--- Begin ---

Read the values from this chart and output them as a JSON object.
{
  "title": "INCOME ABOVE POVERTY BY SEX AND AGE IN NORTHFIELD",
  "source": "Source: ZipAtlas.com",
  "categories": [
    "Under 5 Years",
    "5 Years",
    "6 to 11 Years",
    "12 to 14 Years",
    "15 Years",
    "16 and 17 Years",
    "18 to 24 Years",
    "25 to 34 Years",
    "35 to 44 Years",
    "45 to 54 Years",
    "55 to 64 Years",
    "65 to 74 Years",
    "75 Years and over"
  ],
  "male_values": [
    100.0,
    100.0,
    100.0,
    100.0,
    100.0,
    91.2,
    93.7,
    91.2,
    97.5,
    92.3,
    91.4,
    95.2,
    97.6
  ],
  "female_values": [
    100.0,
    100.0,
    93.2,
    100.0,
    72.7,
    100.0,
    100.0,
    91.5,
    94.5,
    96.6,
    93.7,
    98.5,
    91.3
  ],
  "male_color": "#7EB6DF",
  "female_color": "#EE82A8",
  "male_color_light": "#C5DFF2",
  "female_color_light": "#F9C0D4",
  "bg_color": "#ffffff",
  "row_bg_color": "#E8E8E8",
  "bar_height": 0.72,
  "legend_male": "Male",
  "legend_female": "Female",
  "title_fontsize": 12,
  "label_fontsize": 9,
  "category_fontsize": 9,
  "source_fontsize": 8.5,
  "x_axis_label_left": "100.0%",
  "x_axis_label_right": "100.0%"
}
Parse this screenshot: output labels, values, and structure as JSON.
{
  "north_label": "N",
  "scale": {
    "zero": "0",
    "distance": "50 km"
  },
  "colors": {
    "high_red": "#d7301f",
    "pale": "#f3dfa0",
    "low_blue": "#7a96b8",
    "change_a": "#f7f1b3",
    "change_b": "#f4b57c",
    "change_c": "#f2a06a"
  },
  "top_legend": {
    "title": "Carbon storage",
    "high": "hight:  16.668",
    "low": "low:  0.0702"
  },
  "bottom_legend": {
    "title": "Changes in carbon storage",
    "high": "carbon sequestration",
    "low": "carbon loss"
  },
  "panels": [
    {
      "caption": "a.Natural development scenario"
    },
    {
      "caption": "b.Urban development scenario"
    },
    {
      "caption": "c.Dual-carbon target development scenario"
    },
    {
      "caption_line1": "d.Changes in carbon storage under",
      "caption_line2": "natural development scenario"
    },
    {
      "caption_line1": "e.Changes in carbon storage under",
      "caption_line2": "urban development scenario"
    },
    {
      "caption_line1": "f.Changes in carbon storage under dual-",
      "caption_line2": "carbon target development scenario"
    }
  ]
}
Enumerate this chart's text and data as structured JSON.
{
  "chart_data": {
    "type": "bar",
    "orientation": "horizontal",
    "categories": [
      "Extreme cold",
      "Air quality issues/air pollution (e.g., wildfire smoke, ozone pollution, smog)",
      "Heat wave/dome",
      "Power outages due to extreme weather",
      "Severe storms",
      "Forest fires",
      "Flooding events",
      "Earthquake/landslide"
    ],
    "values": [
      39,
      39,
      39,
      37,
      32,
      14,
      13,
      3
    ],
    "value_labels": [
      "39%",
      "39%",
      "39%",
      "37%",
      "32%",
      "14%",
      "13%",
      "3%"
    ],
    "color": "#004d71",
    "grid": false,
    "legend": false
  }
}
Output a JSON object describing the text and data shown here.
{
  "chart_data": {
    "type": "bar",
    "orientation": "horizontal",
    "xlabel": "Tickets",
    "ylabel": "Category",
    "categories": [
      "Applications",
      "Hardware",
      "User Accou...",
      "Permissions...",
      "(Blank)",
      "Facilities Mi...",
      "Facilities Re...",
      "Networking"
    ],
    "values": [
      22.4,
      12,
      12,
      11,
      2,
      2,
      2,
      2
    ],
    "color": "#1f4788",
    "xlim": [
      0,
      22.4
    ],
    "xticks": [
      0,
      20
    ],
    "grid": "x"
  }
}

--- End ---

Please repeat the listing exactly, with nothing left out.

> [Reply]
Read the values from this chart and output them as a JSON object.
{
  "title": "INCOME ABOVE POVERTY BY SEX AND AGE IN NORTHFIELD",
  "source": "Source: ZipAtlas.com",
  "categories": [
    "Under 5 Years",
    "5 Years",
    "6 to 11 Years",
    "12 to 14 Years",
    "15 Years",
    "16 and 17 Years",
    "18 to 24 Years",
    "25 to 34 Years",
    "35 to 44 Years",
    "45 to 54 Years",
    "55 to 64 Years",
    "65 to 74 Years",
    "75 Years and over"
  ],
  "male_values": [
    100.0,
    100.0,
    100.0,
    100.0,
    100.0,
    91.2,
    93.7,
    91.2,
    97.5,
    92.3,
    91.4,
    95.2,
    97.6
  ],
  "female_values": [
    100.0,
    100.0,
    93.2,
    100.0,
    72.7,
    100.0,
    100.0,
    91.5,
    94.5,
    96.6,
    93.7,
    98.5,
    91.3
  ],
  "male_color": "#7EB6DF",
  "female_color": "#EE82A8",
  "male_color_light": "#C5DFF2",
  "female_color_light": "#F9C0D4",
  "bg_color": "#ffffff",
  "row_bg_color": "#E8E8E8",
  "bar_height": 0.72,
  "legend_male": "Male",
  "legend_female": "Female",
  "title_fontsize": 12,
  "label_fontsize": 9,
  "category_fontsize": 9,
  "source_fontsize": 8.5,
  "x_axis_label_left": "100.0%",
  "x_axis_label_right": "100.0%"
}
Parse this screenshot: output labels, values, and structure as JSON.
{
  "north_label": "N",
  "scale": {
    "zero": "0",
    "distance": "50 km"
  },
  "colors": {
    "high_red": "#d7301f",
    "pale": "#f3dfa0",
    "low_blue": "#7a96b8",
    "change_a": "#f7f1b3",
    "change_b": "#f4b57c",
    "change_c": "#f2a06a"
  },
  "top_legend": {
    "title": "Carbon storage",
    "high": "hight:  16.668",
    "low": "low:  0.0702"
  },
  "bottom_legend": {
    "title": "Changes in carbon storage",
    "high": "carbon sequestration",
    "low": "carbon loss"
  },
  "panels": [
    {
      "caption": "a.Natural development scenario"
    },
    {
      "caption": "b.Urban development scenario"
    },
    {
      "caption": "c.Dual-carbon target development scenario"
    },
    {
      "caption_line1": "d.Changes in carbon storage under",
      "caption_line2": "natural development scenario"
    },
    {
      "caption_line1": "e.Changes in carbon storage under",
      "caption_line2": "urban development scenario"
    },
    {
      "caption_line1": "f.Changes in carbon storage under dual-",
      "caption_line2": "carbon target development scenario"
    }
  ]
}
Enumerate this chart's text and data as structured JSON.
{
  "chart_data": {
    "type": "bar",
    "orientation": "horizontal",
    "categories": [
      "Extreme cold",
      "Air quality issues/air pollution (e.g., wildfire smoke, ozone pollution, smog)",
      "Heat wave/dome",
      "Power outages due to extreme weather",
      "Severe storms",
      "Forest fires",
      "Flooding events",
      "Earthquake/landslide"
    ],
    "values": [
      39,
      39,
      39,
      37,
      32,
      14,
      13,
      3
    ],
    "value_labels": [
      "39%",
      "39%",
      "39%",
      "37%",
      "32%",
      "14%",
      "13%",
      "3%"
    ],
    "color": "#004d71",
    "grid": false,
    "legend": false
  }
}
Output a JSON object describing the text and data shown here.
{
  "chart_data": {
    "type": "bar",
    "orientation": "horizontal",
    "xlabel": "Tickets",
    "ylabel": "Category",
    "categories": [
      "Applications",
      "Hardware",
      "User Accou...",
      "Permissions...",
      "(Blank)",
      "Facilities Mi...",
      "Facilities Re...",
      "Networking"
    ],
    "values": [
      22.4,
      12,
      12,
      11,
      2,
      2,
      2,
      2
    ],
    "color": "#1f4788",
    "xlim": [
      0,
      22.4
    ],
    "xticks": [
      0,
      20
    ],
    "grid": "x"
  }
}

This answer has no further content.